Directive >>
Each line that holds the word "entwickelt" counts once. Give the total number of such lines and nothing else.

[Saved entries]
------

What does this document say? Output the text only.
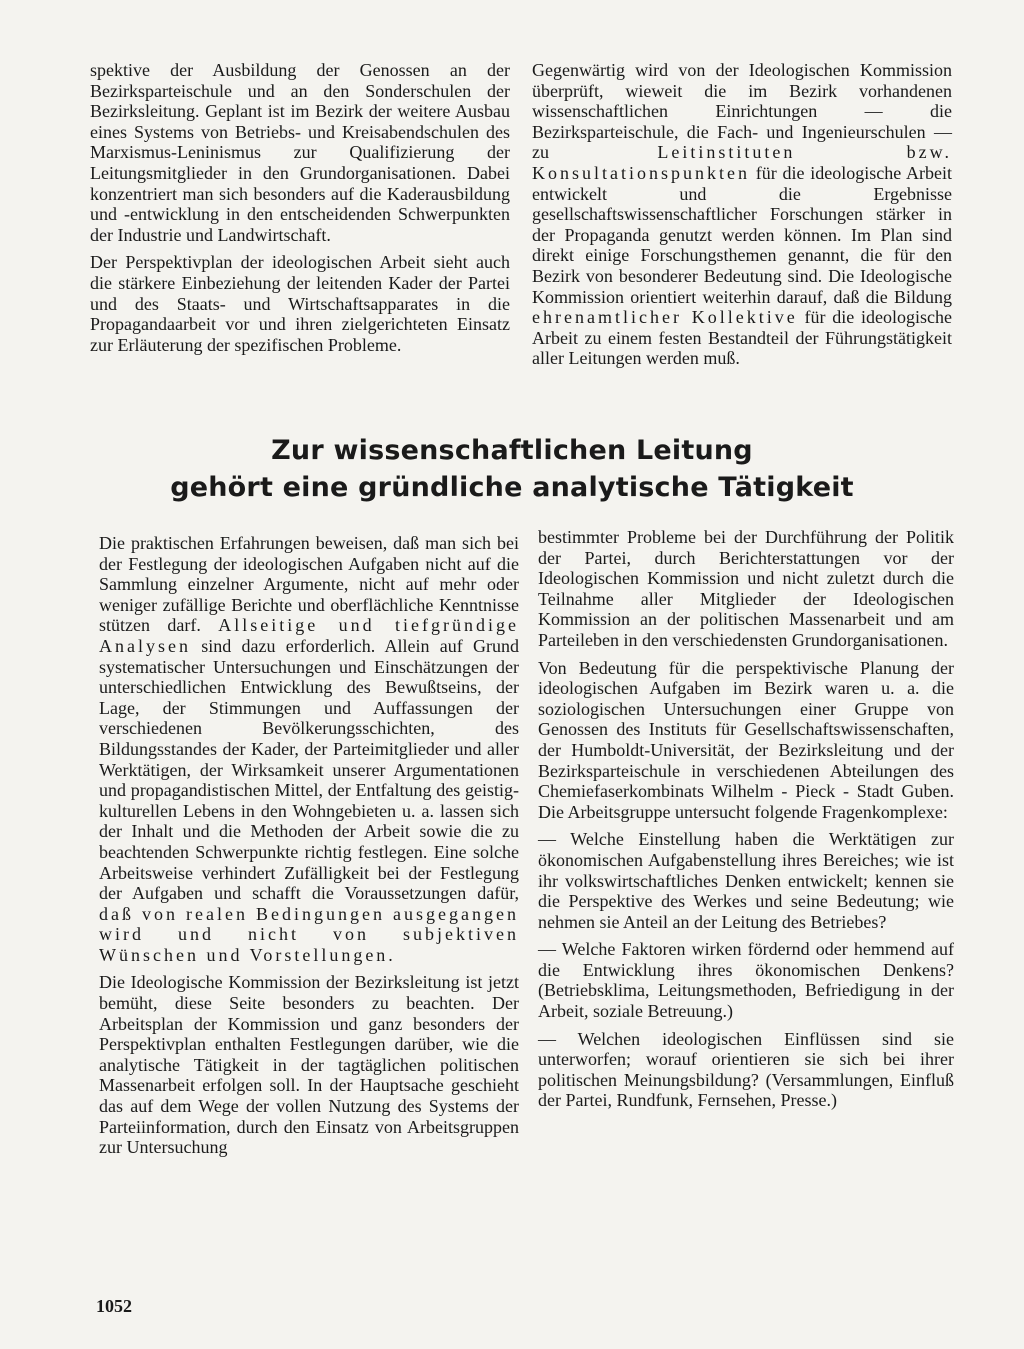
spektive der Ausbildung der Genossen an der Bezirksparteischule und an den Sonderschulen der Bezirksleitung. Geplant ist im Bezirk der weitere Ausbau eines Systems von Betriebs- und Kreisabendschulen des Marxismus-Leninismus zur Qualifizierung der Leitungsmitglieder in den Grundorganisationen. Dabei konzentriert man sich besonders auf die Kaderausbildung und -entwicklung in den entscheidenden Schwerpunkten der Industrie und Landwirtschaft.

Der Perspektivplan der ideologischen Arbeit sieht auch die stärkere Einbeziehung der leitenden Kader der Partei und des Staats- und Wirtschaftsapparates in die Propagandaarbeit vor und ihren zielgerichteten Einsatz zur Erläuterung der spezifischen Probleme.

Gegenwärtig wird von der Ideologischen Kommission überprüft, wieweit die im Bezirk vorhandenen wissenschaftlichen Einrichtungen — die Bezirksparteischule, die Fach- und Ingenieurschulen — zu	Leitinstituten bzw. Konsultationspunkten für die ideologische Arbeit entwickelt und die Ergebnisse gesellschaftswissenschaftlicher Forschungen stärker in der Propaganda genutzt werden können. Im Plan sind direkt einige Forschungsthemen genannt, die für den Bezirk von besonderer Bedeutung sind. Die Ideologische Kommission orientiert weiterhin darauf, daß die Bildung ehrenamtlicher Kollektive für die ideologische Arbeit zu einem festen Bestandteil der Führungstätigkeit aller Leitungen werden muß.

Zur wissenschaftlichen Leitung
gehört eine gründliche analytische Tätigkeit

Die praktischen Erfahrungen beweisen, daß man sich bei der Festlegung der ideologischen Aufgaben nicht auf die Sammlung einzelner Argumente, nicht auf mehr oder weniger zufällige Berichte und oberflächliche Kenntnisse stützen darf. Allseitige und tiefgründige Analysen sind dazu erforderlich. Allein auf Grund systematischer Untersuchungen und Einschätzungen der unterschiedlichen Entwicklung des Bewußtseins, der Lage, der Stimmungen und Auffassungen der verschiedenen Bevölkerungsschichten, des Bildungsstandes der Kader, der Parteimitglieder und aller Werktätigen, der Wirksamkeit unserer Argumentationen und propagandistischen Mittel, der Entfaltung des geistig-kulturellen Lebens in den Wohngebieten u. a. lassen sich der Inhalt und die Methoden der Arbeit sowie die zu beachtenden Schwerpunkte richtig festlegen. Eine solche Arbeitsweise verhindert Zufälligkeit bei der Festlegung der Aufgaben und schafft die Voraussetzungen dafür, daß von realen Bedingungen ausgegangen wird und nicht von subjektiven Wünschen und Vorstellungen.

Die Ideologische Kommission der Bezirksleitung ist jetzt bemüht, diese Seite besonders zu beachten. Der Arbeitsplan der Kommission und ganz besonders der Perspektivplan enthalten Festlegungen darüber, wie die analytische Tätigkeit in der tagtäglichen politischen Massenarbeit erfolgen soll. In der Hauptsache geschieht das auf dem Wege der vollen Nutzung des Systems der Parteiinformation, durch den Einsatz von Arbeitsgruppen zur Untersuchung

bestimmter Probleme bei der Durchführung der Politik der Partei, durch Berichterstattungen vor der Ideologischen Kommission und nicht zuletzt durch die Teilnahme aller Mitglieder der Ideologischen Kommission an der politischen Massenarbeit und am Parteileben in den verschiedensten Grundorganisationen.

Von Bedeutung für die perspektivische Planung der ideologischen Aufgaben im Bezirk waren u. a. die soziologischen Untersuchungen einer Gruppe von Genossen des Instituts für Gesellschaftswissenschaften, der Humboldt-Universität, der Bezirksleitung und der Bezirksparteischule in verschiedenen Abteilungen des Chemiefaserkombinats Wilhelm - Pieck - Stadt Guben. Die Arbeitsgruppe untersucht folgende Fragenkomplexe:

— Welche Einstellung haben die Werktätigen zur ökonomischen Aufgabenstellung ihres Bereiches; wie ist ihr volkswirtschaftliches Denken entwickelt; kennen sie die Perspektive des Werkes und seine Bedeutung; wie nehmen sie Anteil an der Leitung des Betriebes?

— Welche Faktoren wirken fördernd oder hemmend auf die Entwicklung ihres ökonomischen Denkens? (Betriebsklima, Leitungsmethoden, Befriedigung in der Arbeit, soziale Betreuung.)

— Welchen ideologischen Einflüssen sind sie unterworfen; worauf orientieren sie sich bei ihrer politischen Meinungsbildung? (Versammlungen, Einfluß der Partei, Rundfunk, Fernsehen, Presse.)

1052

------

Response >>
2